--- start of INFORMATION PROVIDED ---

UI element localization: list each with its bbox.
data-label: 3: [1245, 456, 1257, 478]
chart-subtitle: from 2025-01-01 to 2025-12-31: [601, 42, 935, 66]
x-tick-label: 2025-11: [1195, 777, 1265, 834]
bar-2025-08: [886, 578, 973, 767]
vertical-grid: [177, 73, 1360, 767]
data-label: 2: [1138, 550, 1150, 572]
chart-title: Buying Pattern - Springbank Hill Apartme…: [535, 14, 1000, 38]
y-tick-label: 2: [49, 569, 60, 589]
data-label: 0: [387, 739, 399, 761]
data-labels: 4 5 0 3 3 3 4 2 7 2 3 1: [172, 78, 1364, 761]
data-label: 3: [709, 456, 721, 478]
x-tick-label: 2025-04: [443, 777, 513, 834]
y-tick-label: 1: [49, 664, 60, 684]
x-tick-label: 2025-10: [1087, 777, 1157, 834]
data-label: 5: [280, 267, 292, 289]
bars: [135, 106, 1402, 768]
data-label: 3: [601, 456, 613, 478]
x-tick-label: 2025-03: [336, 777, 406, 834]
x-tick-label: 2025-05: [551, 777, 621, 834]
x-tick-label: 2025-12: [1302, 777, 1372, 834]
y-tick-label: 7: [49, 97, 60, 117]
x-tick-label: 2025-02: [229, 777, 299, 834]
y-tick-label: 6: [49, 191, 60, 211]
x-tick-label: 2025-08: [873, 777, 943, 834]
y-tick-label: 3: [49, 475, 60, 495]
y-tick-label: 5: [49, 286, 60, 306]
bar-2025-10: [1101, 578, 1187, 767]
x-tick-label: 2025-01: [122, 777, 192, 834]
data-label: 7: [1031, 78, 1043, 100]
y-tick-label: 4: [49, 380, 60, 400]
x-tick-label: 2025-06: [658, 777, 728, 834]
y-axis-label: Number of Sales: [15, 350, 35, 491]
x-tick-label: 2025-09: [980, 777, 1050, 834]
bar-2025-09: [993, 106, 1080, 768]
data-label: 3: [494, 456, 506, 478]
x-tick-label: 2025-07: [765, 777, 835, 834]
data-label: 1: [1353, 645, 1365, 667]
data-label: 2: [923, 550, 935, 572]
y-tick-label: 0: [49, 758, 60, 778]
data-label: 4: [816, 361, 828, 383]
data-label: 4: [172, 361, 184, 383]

--- end of INFORMATION PROVIDED ---

**WHAT THE EXERCISE ASKS**
Rewrite the data from the start through the line containing "bar-2025-09: [993, 106, 1080, 768]", replacing every "y-tick-label" with "y-axis-tick" and leaving everything else unchanged.

**SOLVED PROBLEM**
UI element localization: list each with its bbox.
data-label: 3: [1245, 456, 1257, 478]
chart-subtitle: from 2025-01-01 to 2025-12-31: [601, 42, 935, 66]
x-tick-label: 2025-11: [1195, 777, 1265, 834]
bar-2025-08: [886, 578, 973, 767]
vertical-grid: [177, 73, 1360, 767]
data-label: 2: [1138, 550, 1150, 572]
chart-title: Buying Pattern - Springbank Hill Apartme…: [535, 14, 1000, 38]
y-axis-tick: 2: [49, 569, 60, 589]
data-label: 0: [387, 739, 399, 761]
data-labels: 4 5 0 3 3 3 4 2 7 2 3 1: [172, 78, 1364, 761]
data-label: 3: [709, 456, 721, 478]
x-tick-label: 2025-04: [443, 777, 513, 834]
y-axis-tick: 1: [49, 664, 60, 684]
x-tick-label: 2025-10: [1087, 777, 1157, 834]
data-label: 5: [280, 267, 292, 289]
bars: [135, 106, 1402, 768]
data-label: 3: [601, 456, 613, 478]
x-tick-label: 2025-03: [336, 777, 406, 834]
x-tick-label: 2025-05: [551, 777, 621, 834]
x-tick-label: 2025-12: [1302, 777, 1372, 834]
y-axis-tick: 7: [49, 97, 60, 117]
x-tick-label: 2025-02: [229, 777, 299, 834]
y-axis-tick: 6: [49, 191, 60, 211]
x-tick-label: 2025-08: [873, 777, 943, 834]
y-axis-tick: 3: [49, 475, 60, 495]
y-axis-tick: 5: [49, 286, 60, 306]
bar-2025-10: [1101, 578, 1187, 767]
x-tick-label: 2025-01: [122, 777, 192, 834]
data-label: 7: [1031, 78, 1043, 100]
y-axis-tick: 4: [49, 380, 60, 400]
x-tick-label: 2025-06: [658, 777, 728, 834]
y-axis-label: Number of Sales: [15, 350, 35, 491]
x-tick-label: 2025-09: [980, 777, 1050, 834]
bar-2025-09: [993, 106, 1080, 768]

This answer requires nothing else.